Brief> Check every line below for the word "普通按钮" and show those that hold it.

Items from a data source:
• • • •
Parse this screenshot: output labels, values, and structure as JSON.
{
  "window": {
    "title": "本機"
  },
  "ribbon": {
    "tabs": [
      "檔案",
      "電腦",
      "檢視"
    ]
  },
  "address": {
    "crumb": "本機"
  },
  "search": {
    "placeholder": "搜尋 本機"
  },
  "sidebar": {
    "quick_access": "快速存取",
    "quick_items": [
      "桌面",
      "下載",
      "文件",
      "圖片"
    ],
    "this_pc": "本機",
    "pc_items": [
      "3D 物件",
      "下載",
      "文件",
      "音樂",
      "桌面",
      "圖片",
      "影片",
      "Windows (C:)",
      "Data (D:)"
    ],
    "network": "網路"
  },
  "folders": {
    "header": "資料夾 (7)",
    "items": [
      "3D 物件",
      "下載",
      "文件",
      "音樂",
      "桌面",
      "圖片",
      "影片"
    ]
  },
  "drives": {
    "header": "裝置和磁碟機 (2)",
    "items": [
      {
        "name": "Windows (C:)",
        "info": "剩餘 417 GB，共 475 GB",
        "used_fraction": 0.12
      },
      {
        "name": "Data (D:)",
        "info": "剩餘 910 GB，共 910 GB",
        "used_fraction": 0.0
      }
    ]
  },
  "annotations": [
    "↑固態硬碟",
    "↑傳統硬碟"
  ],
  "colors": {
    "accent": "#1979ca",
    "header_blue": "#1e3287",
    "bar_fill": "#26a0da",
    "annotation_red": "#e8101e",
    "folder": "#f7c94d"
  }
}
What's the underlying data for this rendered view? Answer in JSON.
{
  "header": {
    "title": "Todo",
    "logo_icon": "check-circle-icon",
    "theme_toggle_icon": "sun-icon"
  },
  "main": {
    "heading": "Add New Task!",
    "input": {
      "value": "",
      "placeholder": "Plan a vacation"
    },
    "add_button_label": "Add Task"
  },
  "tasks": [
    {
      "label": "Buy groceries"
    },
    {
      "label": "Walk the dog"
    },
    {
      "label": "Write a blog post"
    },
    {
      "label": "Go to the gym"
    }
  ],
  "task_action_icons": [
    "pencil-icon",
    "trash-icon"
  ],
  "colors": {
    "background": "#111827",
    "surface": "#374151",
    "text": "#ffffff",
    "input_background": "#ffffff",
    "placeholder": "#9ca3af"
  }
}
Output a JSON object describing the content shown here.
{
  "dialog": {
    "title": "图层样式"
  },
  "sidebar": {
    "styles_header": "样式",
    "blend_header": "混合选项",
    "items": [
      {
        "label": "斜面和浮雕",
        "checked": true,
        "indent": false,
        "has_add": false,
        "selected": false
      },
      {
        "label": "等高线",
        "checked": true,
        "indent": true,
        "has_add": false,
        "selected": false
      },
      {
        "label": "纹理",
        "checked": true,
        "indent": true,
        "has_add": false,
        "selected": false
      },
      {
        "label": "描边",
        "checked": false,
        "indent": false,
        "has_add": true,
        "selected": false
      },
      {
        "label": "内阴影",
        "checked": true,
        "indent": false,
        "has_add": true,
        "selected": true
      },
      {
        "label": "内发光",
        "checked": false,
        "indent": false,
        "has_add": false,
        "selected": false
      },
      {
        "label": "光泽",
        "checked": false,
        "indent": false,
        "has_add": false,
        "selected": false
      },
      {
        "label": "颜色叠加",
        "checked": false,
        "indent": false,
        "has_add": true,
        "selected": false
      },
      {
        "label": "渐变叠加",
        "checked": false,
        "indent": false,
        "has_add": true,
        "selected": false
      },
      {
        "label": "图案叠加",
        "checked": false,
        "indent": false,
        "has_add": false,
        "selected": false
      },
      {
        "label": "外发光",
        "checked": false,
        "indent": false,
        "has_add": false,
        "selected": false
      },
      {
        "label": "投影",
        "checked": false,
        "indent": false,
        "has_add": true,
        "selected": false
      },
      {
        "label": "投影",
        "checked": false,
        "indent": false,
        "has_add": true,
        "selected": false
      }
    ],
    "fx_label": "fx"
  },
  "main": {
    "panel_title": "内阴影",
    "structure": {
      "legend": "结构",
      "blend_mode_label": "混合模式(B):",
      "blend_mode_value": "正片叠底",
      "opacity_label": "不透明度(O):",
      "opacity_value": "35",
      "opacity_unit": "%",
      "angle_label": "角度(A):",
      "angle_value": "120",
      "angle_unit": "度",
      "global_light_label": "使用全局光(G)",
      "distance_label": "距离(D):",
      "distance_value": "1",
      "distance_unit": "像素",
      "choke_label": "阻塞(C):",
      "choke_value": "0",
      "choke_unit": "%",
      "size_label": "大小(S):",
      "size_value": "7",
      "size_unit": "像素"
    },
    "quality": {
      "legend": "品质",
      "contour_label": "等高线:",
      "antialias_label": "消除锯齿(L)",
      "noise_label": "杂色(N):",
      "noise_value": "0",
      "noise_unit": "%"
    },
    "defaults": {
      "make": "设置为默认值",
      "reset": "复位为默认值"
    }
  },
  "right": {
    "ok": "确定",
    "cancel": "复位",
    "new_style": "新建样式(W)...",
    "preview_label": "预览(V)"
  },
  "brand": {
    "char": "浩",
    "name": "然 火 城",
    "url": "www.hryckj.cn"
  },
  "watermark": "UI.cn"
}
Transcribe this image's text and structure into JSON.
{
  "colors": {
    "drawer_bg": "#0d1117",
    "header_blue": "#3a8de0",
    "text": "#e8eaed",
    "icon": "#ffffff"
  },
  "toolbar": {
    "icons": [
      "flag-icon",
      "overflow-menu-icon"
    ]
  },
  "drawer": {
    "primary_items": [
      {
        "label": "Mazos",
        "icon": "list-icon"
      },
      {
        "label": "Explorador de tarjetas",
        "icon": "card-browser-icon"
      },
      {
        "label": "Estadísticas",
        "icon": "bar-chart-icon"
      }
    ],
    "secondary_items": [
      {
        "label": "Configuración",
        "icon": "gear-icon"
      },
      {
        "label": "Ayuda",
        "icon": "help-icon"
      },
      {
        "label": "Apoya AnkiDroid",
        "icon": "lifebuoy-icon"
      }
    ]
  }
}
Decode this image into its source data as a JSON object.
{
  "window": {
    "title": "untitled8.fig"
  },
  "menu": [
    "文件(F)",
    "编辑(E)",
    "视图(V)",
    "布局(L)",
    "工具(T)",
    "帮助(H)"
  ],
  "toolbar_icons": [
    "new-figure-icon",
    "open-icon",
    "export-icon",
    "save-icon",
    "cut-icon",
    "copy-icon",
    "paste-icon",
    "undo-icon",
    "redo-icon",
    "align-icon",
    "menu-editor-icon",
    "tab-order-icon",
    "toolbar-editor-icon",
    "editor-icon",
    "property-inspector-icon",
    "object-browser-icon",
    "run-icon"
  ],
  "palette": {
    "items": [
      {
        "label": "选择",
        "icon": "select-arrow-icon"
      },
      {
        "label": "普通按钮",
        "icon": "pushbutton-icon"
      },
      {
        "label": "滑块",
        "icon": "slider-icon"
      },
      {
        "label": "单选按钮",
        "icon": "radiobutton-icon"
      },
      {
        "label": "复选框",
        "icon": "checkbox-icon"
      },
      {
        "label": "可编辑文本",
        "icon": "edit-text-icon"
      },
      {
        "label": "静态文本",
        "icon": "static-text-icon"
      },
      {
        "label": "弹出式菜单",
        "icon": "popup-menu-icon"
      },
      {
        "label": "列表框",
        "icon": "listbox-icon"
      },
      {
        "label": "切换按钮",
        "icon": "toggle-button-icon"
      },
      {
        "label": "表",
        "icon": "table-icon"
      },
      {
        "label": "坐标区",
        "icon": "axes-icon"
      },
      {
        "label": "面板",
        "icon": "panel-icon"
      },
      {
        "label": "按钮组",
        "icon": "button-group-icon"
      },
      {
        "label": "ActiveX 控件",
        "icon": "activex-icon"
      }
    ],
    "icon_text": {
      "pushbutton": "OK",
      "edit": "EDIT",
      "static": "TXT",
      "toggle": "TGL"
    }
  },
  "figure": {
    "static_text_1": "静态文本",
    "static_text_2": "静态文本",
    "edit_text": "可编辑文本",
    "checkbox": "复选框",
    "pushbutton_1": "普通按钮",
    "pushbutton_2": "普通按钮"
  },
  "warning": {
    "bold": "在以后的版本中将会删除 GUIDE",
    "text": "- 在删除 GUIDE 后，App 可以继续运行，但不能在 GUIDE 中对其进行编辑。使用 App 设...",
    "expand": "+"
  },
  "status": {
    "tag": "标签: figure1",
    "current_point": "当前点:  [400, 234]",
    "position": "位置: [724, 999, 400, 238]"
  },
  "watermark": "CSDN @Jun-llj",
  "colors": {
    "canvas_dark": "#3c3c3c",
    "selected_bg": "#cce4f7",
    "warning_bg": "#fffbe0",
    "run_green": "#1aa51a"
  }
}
• • • •
Answer for this exercise>
        "label": "普通按钮",
    "pushbutton_1": "普通按钮",
    "pushbutton_2": "普通按钮"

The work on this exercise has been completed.